## DIRECTIVE
Reproduce all entries verbatim, with nothing added or dropped.

>>>>>

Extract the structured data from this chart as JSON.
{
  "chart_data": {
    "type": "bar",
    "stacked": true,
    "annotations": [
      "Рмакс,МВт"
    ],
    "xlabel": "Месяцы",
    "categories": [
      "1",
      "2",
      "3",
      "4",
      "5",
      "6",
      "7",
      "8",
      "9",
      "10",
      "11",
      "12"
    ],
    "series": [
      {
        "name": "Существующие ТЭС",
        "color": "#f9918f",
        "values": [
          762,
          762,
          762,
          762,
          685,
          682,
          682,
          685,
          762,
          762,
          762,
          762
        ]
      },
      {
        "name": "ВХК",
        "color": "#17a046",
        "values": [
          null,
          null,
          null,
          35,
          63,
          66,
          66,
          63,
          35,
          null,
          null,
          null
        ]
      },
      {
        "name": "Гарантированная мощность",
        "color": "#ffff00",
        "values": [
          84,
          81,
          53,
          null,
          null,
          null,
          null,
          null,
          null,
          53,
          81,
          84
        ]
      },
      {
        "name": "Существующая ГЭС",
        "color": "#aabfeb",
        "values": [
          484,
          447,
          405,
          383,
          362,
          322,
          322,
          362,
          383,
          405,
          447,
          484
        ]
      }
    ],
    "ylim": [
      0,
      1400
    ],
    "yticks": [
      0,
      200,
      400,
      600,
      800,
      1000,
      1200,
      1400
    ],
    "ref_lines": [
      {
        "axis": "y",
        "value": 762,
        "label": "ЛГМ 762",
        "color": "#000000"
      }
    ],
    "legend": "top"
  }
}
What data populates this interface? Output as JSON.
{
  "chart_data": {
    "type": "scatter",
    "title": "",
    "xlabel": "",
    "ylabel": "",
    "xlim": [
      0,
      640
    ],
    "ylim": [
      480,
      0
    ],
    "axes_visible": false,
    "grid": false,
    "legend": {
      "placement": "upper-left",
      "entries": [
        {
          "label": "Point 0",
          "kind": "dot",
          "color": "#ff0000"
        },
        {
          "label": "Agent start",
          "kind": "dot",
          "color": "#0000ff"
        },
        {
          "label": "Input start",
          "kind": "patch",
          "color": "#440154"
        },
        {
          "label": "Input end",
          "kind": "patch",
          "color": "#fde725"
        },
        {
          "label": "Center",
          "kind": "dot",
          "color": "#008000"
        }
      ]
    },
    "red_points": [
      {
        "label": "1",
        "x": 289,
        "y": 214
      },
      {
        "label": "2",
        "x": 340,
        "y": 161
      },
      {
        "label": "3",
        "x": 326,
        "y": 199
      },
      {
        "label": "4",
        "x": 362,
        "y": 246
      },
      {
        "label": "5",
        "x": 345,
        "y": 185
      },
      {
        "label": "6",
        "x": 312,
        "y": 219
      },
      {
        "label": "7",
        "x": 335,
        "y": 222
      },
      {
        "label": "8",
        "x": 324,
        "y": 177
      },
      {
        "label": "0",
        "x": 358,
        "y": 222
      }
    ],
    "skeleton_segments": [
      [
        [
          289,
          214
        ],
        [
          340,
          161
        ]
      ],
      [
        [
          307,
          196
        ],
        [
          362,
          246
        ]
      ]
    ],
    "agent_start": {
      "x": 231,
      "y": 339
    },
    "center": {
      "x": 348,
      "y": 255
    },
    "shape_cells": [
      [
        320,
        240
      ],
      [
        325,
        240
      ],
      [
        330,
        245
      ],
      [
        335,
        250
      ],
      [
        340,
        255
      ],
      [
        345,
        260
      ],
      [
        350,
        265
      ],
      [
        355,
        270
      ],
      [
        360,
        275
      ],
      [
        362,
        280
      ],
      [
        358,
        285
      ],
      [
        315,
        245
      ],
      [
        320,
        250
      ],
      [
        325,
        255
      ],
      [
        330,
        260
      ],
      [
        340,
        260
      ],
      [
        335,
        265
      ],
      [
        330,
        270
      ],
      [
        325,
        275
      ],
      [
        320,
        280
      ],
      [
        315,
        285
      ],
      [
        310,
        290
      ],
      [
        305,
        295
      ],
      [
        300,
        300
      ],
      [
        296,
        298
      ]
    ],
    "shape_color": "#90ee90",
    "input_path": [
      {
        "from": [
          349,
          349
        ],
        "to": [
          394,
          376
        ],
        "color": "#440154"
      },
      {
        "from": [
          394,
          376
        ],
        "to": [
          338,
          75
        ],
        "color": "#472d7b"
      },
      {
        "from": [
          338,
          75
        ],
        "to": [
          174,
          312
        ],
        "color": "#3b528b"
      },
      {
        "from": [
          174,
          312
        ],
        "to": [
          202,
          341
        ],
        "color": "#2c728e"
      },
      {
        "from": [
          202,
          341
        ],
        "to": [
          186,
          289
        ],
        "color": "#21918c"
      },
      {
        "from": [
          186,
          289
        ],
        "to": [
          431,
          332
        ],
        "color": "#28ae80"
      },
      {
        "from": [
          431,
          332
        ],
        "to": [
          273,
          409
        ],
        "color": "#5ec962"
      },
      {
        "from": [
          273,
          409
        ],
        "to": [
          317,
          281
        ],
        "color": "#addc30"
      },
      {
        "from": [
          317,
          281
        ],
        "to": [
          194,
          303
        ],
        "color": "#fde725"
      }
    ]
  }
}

<<<<<

## WRITTEN SOLUTION
Extract the structured data from this chart as JSON.
{
  "chart_data": {
    "type": "bar",
    "stacked": true,
    "annotations": [
      "Рмакс,МВт"
    ],
    "xlabel": "Месяцы",
    "categories": [
      "1",
      "2",
      "3",
      "4",
      "5",
      "6",
      "7",
      "8",
      "9",
      "10",
      "11",
      "12"
    ],
    "series": [
      {
        "name": "Существующие ТЭС",
        "color": "#f9918f",
        "values": [
          762,
          762,
          762,
          762,
          685,
          682,
          682,
          685,
          762,
          762,
          762,
          762
        ]
      },
      {
        "name": "ВХК",
        "color": "#17a046",
        "values": [
          null,
          null,
          null,
          35,
          63,
          66,
          66,
          63,
          35,
          null,
          null,
          null
        ]
      },
      {
        "name": "Гарантированная мощность",
        "color": "#ffff00",
        "values": [
          84,
          81,
          53,
          null,
          null,
          null,
          null,
          null,
          null,
          53,
          81,
          84
        ]
      },
      {
        "name": "Существующая ГЭС",
        "color": "#aabfeb",
        "values": [
          484,
          447,
          405,
          383,
          362,
          322,
          322,
          362,
          383,
          405,
          447,
          484
        ]
      }
    ],
    "ylim": [
      0,
      1400
    ],
    "yticks": [
      0,
      200,
      400,
      600,
      800,
      1000,
      1200,
      1400
    ],
    "ref_lines": [
      {
        "axis": "y",
        "value": 762,
        "label": "ЛГМ 762",
        "color": "#000000"
      }
    ],
    "legend": "top"
  }
}
What data populates this interface? Output as JSON.
{
  "chart_data": {
    "type": "scatter",
    "title": "",
    "xlabel": "",
    "ylabel": "",
    "xlim": [
      0,
      640
    ],
    "ylim": [
      480,
      0
    ],
    "axes_visible": false,
    "grid": false,
    "legend": {
      "placement": "upper-left",
      "entries": [
        {
          "label": "Point 0",
          "kind": "dot",
          "color": "#ff0000"
        },
        {
          "label": "Agent start",
          "kind": "dot",
          "color": "#0000ff"
        },
        {
          "label": "Input start",
          "kind": "patch",
          "color": "#440154"
        },
        {
          "label": "Input end",
          "kind": "patch",
          "color": "#fde725"
        },
        {
          "label": "Center",
          "kind": "dot",
          "color": "#008000"
        }
      ]
    },
    "red_points": [
      {
        "label": "1",
        "x": 289,
        "y": 214
      },
      {
        "label": "2",
        "x": 340,
        "y": 161
      },
      {
        "label": "3",
        "x": 326,
        "y": 199
      },
      {
        "label": "4",
        "x": 362,
        "y": 246
      },
      {
        "label": "5",
        "x": 345,
        "y": 185
      },
      {
        "label": "6",
        "x": 312,
        "y": 219
      },
      {
        "label": "7",
        "x": 335,
        "y": 222
      },
      {
        "label": "8",
        "x": 324,
        "y": 177
      },
      {
        "label": "0",
        "x": 358,
        "y": 222
      }
    ],
    "skeleton_segments": [
      [
        [
          289,
          214
        ],
        [
          340,
          161
        ]
      ],
      [
        [
          307,
          196
        ],
        [
          362,
          246
        ]
      ]
    ],
    "agent_start": {
      "x": 231,
      "y": 339
    },
    "center": {
      "x": 348,
      "y": 255
    },
    "shape_cells": [
      [
        320,
        240
      ],
      [
        325,
        240
      ],
      [
        330,
        245
      ],
      [
        335,
        250
      ],
      [
        340,
        255
      ],
      [
        345,
        260
      ],
      [
        350,
        265
      ],
      [
        355,
        270
      ],
      [
        360,
        275
      ],
      [
        362,
        280
      ],
      [
        358,
        285
      ],
      [
        315,
        245
      ],
      [
        320,
        250
      ],
      [
        325,
        255
      ],
      [
        330,
        260
      ],
      [
        340,
        260
      ],
      [
        335,
        265
      ],
      [
        330,
        270
      ],
      [
        325,
        275
      ],
      [
        320,
        280
      ],
      [
        315,
        285
      ],
      [
        310,
        290
      ],
      [
        305,
        295
      ],
      [
        300,
        300
      ],
      [
        296,
        298
      ]
    ],
    "shape_color": "#90ee90",
    "input_path": [
      {
        "from": [
          349,
          349
        ],
        "to": [
          394,
          376
        ],
        "color": "#440154"
      },
      {
        "from": [
          394,
          376
        ],
        "to": [
          338,
          75
        ],
        "color": "#472d7b"
      },
      {
        "from": [
          338,
          75
        ],
        "to": [
          174,
          312
        ],
        "color": "#3b528b"
      },
      {
        "from": [
          174,
          312
        ],
        "to": [
          202,
          341
        ],
        "color": "#2c728e"
      },
      {
        "from": [
          202,
          341
        ],
        "to": [
          186,
          289
        ],
        "color": "#21918c"
      },
      {
        "from": [
          186,
          289
        ],
        "to": [
          431,
          332
        ],
        "color": "#28ae80"
      },
      {
        "from": [
          431,
          332
        ],
        "to": [
          273,
          409
        ],
        "color": "#5ec962"
      },
      {
        "from": [
          273,
          409
        ],
        "to": [
          317,
          281
        ],
        "color": "#addc30"
      },
      {
        "from": [
          317,
          281
        ],
        "to": [
          194,
          303
        ],
        "color": "#fde725"
      }
    ]
  }
}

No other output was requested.